DESCRIPTION OF THE TASK ▸ Pictures stay out of the copy; restate everything else in the material exactly.

[Dataset entries]
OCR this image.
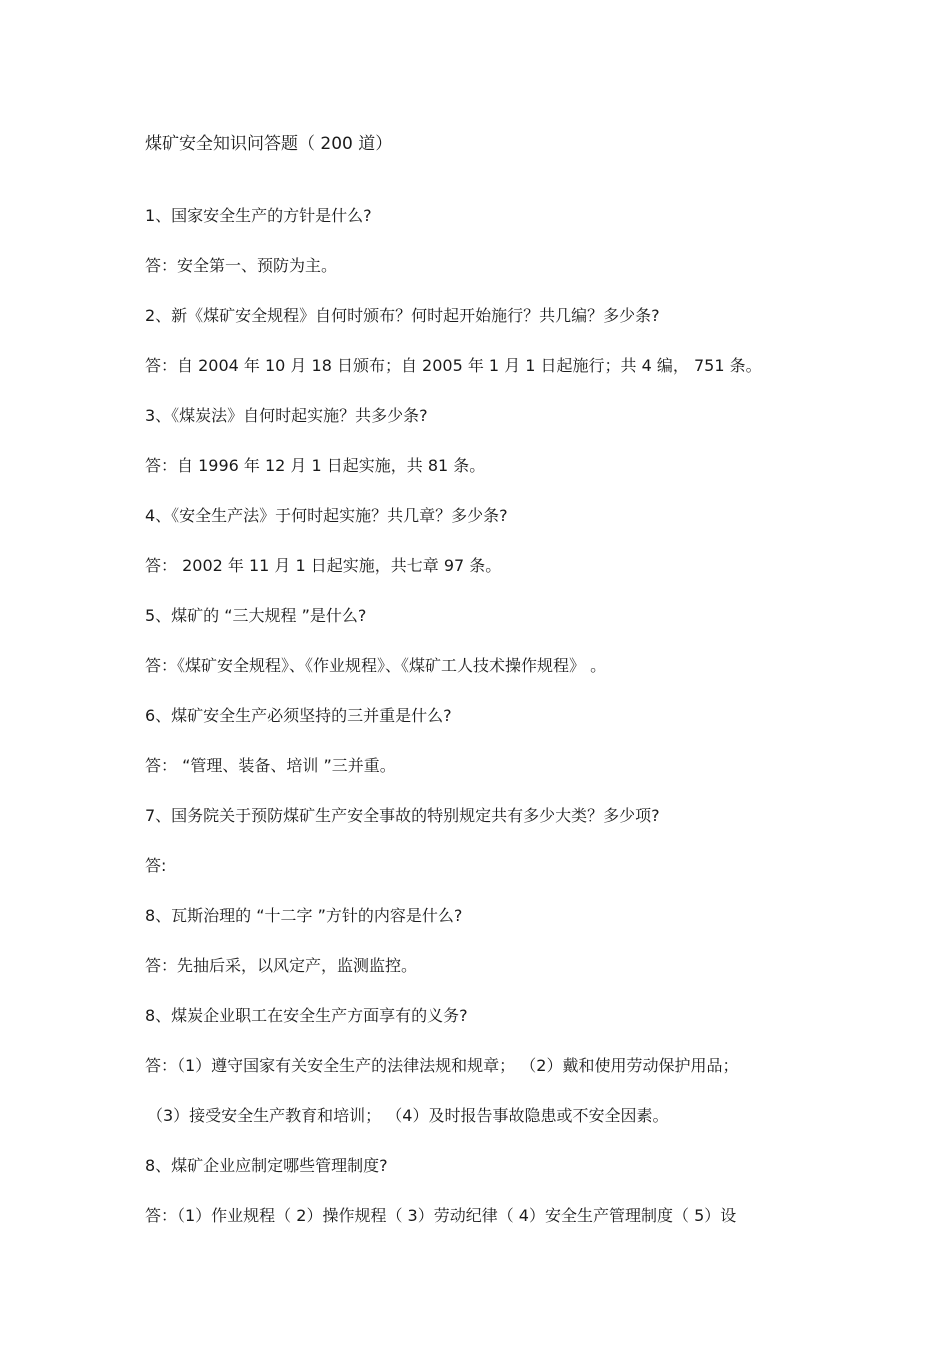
煤矿安全知识问答题（ 200 道）
1、国家安全生产的方针是什么?
答：安全第一、预防为主。
2、新《煤矿安全规程》自何时颁布？何时起开始施行？共几编？多少条?
答：自 2004 年 10 月 18 日颁布；自 2005 年 1 月 1 日起施行；共 4 编， 751 条。
3、《煤炭法》自何时起实施？共多少条?
答：自 1996 年 12 月 1 日起实施，共 81 条。
4、《安全生产法》于何时起实施？共几章？多少条?
答： 2002 年 11 月 1 日起实施，共七章 97 条。
5、煤矿的 “三大规程 ”是什么?
答：《煤矿安全规程》、《作业规程》、《煤矿工人技术操作规程》 。
6、煤矿安全生产必须坚持的三并重是什么?
答： “管理、装备、培训 ”三并重。
7、国务院关于预防煤矿生产安全事故的特别规定共有多少大类？多少项?
答:
8、瓦斯治理的 “十二字 ”方针的内容是什么?
答：先抽后采，以风定产，监测监控。
8、煤炭企业职工在安全生产方面享有的义务?
答：（1）遵守国家有关安全生产的法律法规和规章； （2）戴和使用劳动保护用品；
（3）接受安全生产教育和培训； （4）及时报告事故隐患或不安全因素。
8、煤矿企业应制定哪些管理制度?
答：（1）作业规程（ 2）操作规程（ 3）劳动纪律（ 4）安全生产管理制度（ 5）设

ANSWER TO THIS PROBLEM ▸
OCR this image.
煤矿安全知识问答题（ 200 道）
1、国家安全生产的方针是什么?
答：安全第一、预防为主。
2、新《煤矿安全规程》自何时颁布？何时起开始施行？共几编？多少条?
答：自 2004 年 10 月 18 日颁布；自 2005 年 1 月 1 日起施行；共 4 编， 751 条。
3、《煤炭法》自何时起实施？共多少条?
答：自 1996 年 12 月 1 日起实施，共 81 条。
4、《安全生产法》于何时起实施？共几章？多少条?
答： 2002 年 11 月 1 日起实施，共七章 97 条。
5、煤矿的 “三大规程 ”是什么?
答：《煤矿安全规程》、《作业规程》、《煤矿工人技术操作规程》 。
6、煤矿安全生产必须坚持的三并重是什么?
答： “管理、装备、培训 ”三并重。
7、国务院关于预防煤矿生产安全事故的特别规定共有多少大类？多少项?
答:
8、瓦斯治理的 “十二字 ”方针的内容是什么?
答：先抽后采，以风定产，监测监控。
8、煤炭企业职工在安全生产方面享有的义务?
答：（1）遵守国家有关安全生产的法律法规和规章； （2）戴和使用劳动保护用品；
（3）接受安全生产教育和培训； （4）及时报告事故隐患或不安全因素。
8、煤矿企业应制定哪些管理制度?
答：（1）作业规程（ 2）操作规程（ 3）劳动纪律（ 4）安全生产管理制度（ 5）设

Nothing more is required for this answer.